◆ **Exercise brief**: Search the data for the word "کارت" and copy every line where it occurs.

◆ **Raw records**:

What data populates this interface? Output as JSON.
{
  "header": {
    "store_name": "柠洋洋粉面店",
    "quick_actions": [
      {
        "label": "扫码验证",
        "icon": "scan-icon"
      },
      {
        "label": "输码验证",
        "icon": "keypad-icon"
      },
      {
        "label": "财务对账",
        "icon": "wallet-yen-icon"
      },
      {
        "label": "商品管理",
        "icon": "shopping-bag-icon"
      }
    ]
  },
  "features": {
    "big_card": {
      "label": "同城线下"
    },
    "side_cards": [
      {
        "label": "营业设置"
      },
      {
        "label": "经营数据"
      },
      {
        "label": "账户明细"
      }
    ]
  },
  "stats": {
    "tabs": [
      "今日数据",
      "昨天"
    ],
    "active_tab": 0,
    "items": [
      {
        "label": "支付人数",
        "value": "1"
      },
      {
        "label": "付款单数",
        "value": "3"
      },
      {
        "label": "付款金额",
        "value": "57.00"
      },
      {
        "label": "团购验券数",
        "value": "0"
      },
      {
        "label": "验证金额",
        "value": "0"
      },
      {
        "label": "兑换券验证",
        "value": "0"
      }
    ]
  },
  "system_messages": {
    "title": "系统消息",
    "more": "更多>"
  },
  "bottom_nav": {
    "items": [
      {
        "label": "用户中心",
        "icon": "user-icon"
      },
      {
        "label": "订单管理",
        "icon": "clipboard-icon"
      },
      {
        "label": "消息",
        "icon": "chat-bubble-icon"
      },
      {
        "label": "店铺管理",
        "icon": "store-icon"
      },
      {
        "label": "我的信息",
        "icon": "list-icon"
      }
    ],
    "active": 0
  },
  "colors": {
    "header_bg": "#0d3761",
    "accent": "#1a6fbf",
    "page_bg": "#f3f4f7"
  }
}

--

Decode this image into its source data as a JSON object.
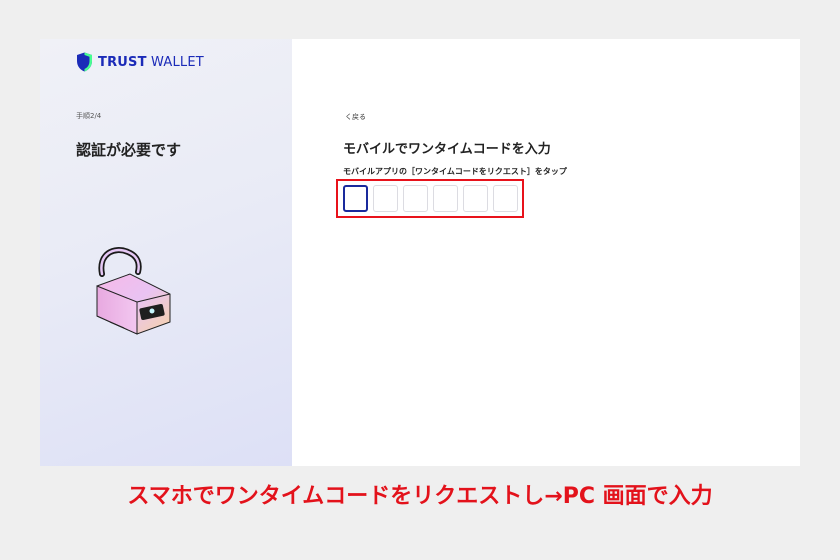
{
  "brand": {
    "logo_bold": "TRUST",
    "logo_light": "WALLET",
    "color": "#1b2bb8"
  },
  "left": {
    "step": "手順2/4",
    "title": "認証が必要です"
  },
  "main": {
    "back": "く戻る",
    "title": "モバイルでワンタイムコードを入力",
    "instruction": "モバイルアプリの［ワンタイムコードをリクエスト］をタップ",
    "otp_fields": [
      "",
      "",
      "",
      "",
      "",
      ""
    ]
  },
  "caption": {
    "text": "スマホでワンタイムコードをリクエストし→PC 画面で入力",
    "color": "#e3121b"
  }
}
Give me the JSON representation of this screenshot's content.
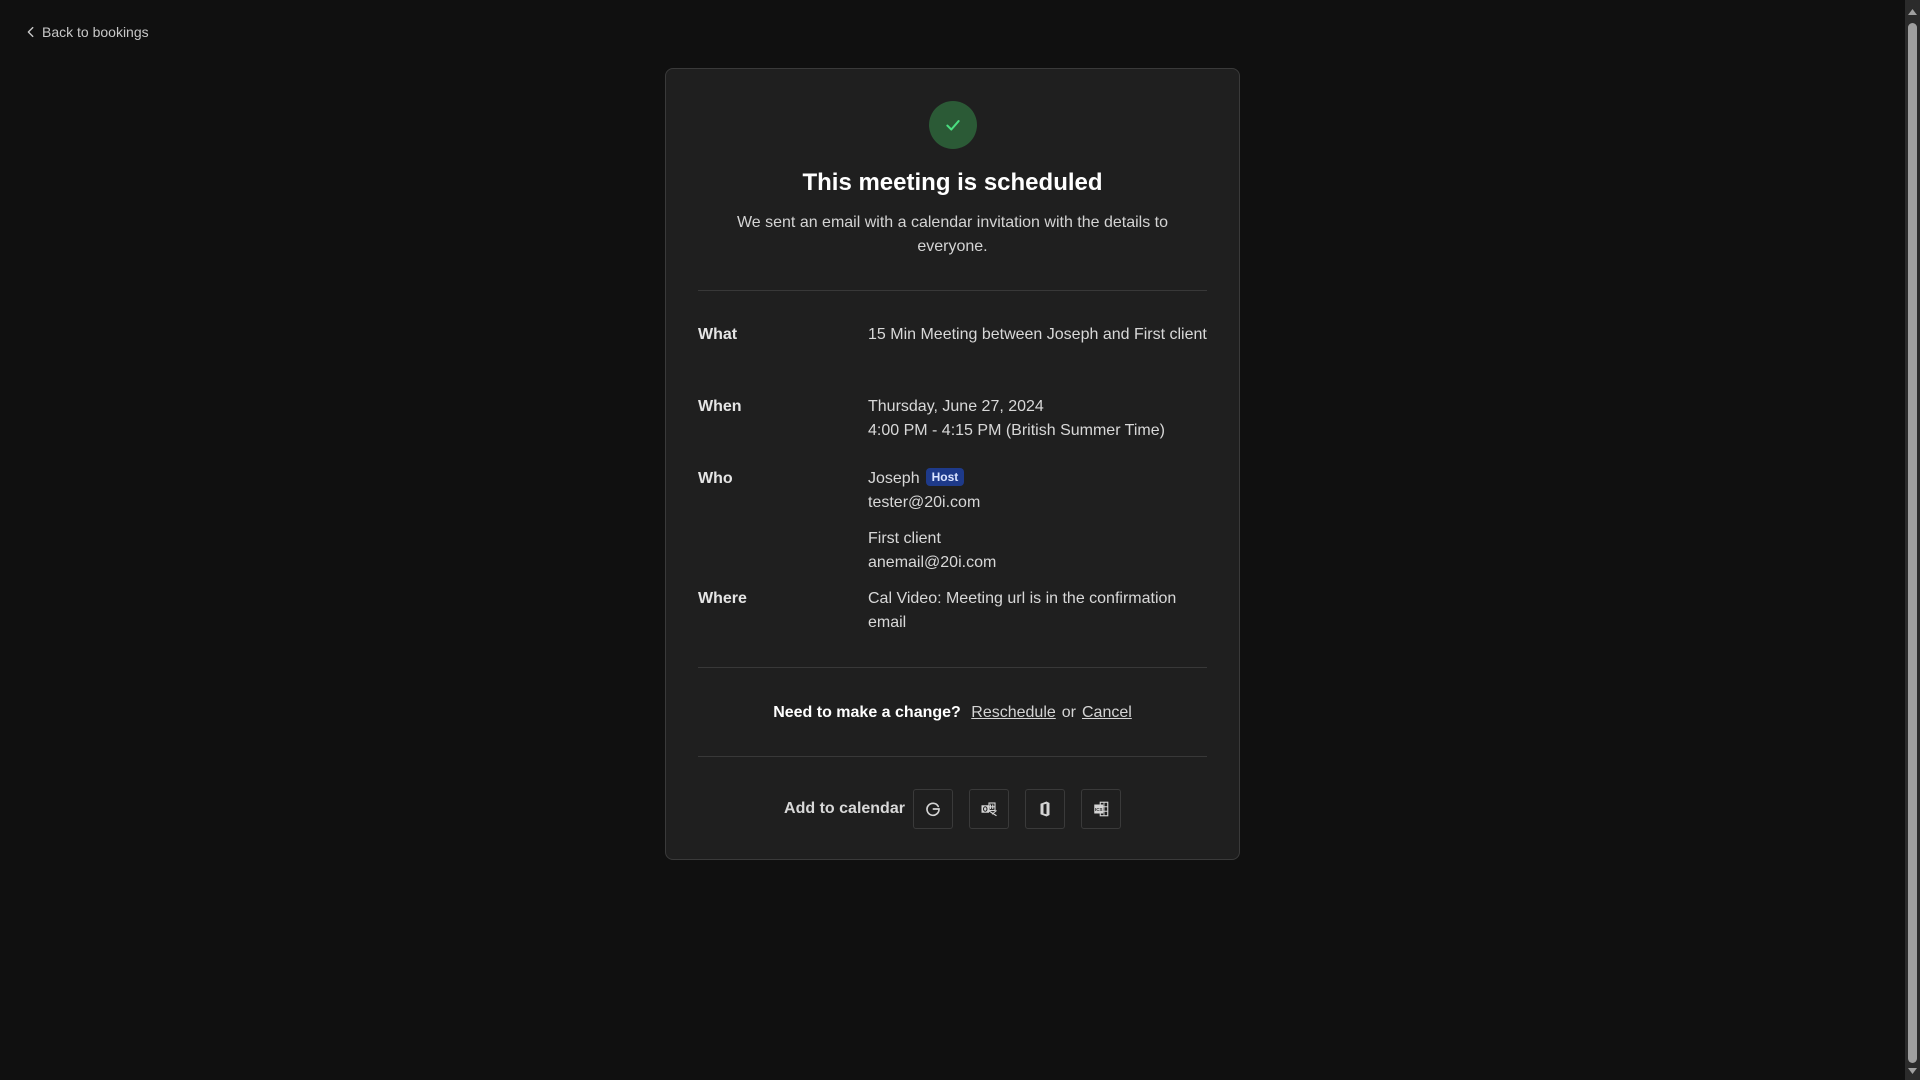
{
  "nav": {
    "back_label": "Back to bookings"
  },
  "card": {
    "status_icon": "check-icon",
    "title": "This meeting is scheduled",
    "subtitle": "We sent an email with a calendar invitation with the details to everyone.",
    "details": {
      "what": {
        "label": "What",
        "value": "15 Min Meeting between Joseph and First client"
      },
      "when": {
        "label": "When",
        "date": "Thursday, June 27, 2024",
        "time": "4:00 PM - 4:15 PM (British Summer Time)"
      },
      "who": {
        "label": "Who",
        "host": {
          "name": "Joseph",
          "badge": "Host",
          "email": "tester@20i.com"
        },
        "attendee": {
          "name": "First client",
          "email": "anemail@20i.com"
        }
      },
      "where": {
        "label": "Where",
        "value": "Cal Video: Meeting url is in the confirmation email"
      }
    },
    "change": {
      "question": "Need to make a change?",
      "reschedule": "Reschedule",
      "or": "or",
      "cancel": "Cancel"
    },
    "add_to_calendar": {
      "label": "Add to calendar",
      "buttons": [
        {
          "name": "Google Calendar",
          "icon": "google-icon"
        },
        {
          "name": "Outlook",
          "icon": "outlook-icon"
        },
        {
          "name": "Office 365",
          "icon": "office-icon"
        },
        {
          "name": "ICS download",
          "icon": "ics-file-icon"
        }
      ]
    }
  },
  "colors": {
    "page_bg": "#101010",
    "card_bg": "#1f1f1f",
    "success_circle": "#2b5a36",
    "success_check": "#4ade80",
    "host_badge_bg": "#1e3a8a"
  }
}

--

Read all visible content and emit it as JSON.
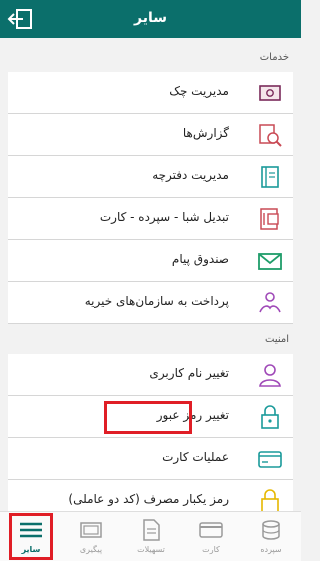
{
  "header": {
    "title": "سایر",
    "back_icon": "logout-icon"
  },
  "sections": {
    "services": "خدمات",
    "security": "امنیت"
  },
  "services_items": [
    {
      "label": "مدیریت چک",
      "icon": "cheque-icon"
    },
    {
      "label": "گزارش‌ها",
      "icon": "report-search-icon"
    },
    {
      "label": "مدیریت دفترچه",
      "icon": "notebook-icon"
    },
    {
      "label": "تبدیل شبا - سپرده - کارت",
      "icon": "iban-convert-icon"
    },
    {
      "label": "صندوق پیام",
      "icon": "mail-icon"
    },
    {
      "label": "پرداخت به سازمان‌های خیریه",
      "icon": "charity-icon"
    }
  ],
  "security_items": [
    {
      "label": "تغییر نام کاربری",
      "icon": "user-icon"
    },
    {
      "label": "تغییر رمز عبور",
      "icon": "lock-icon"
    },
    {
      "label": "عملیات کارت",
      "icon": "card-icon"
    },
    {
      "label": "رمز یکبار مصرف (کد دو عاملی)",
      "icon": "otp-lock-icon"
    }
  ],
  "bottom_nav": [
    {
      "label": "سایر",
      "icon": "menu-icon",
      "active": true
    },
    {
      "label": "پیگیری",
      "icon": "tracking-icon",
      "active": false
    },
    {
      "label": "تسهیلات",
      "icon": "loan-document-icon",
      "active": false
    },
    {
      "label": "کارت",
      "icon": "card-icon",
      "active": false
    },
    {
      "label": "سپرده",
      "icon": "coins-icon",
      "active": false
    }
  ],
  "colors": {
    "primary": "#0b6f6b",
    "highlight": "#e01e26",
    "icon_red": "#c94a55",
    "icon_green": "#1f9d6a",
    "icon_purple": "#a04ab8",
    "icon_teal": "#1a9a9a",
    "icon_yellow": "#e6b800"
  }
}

◆ **Full response**:
      "label": "تبدیل شبا - سپرده - کارت",
      "label": "عملیات کارت",
      "label": "کارت",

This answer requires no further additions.